[Start DATA TO PROCESS]

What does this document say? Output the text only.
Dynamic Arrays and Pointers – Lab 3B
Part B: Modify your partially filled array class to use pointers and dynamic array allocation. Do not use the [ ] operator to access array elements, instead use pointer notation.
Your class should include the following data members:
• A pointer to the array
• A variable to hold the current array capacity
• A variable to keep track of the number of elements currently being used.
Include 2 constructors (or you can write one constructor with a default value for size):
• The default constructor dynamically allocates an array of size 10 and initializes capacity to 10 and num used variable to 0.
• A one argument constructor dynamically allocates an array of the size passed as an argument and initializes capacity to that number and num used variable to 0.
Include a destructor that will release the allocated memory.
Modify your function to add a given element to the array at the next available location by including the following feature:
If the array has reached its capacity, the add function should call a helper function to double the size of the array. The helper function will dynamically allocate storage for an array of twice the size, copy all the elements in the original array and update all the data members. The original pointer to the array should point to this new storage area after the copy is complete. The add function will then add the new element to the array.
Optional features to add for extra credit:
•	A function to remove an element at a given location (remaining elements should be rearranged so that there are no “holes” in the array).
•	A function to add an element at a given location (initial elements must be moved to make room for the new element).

[End DATA TO PROCESS]

AIM OF THE EXERCISE
Output all records verbatim.

EXERCISE RESULT
What does this document say? Output the text only.
Dynamic Arrays and Pointers – Lab 3B
Part B: Modify your partially filled array class to use pointers and dynamic array allocation. Do not use the [ ] operator to access array elements, instead use pointer notation.
Your class should include the following data members:
• A pointer to the array
• A variable to hold the current array capacity
• A variable to keep track of the number of elements currently being used.
Include 2 constructors (or you can write one constructor with a default value for size):
• The default constructor dynamically allocates an array of size 10 and initializes capacity to 10 and num used variable to 0.
• A one argument constructor dynamically allocates an array of the size passed as an argument and initializes capacity to that number and num used variable to 0.
Include a destructor that will release the allocated memory.
Modify your function to add a given element to the array at the next available location by including the following feature:
If the array has reached its capacity, the add function should call a helper function to double the size of the array. The helper function will dynamically allocate storage for an array of twice the size, copy all the elements in the original array and update all the data members. The original pointer to the array should point to this new storage area after the copy is complete. The add function will then add the new element to the array.
Optional features to add for extra credit:
•	A function to remove an element at a given location (remaining elements should be rearranged so that there are no “holes” in the array).
•	A function to add an element at a given location (initial elements must be moved to make room for the new element).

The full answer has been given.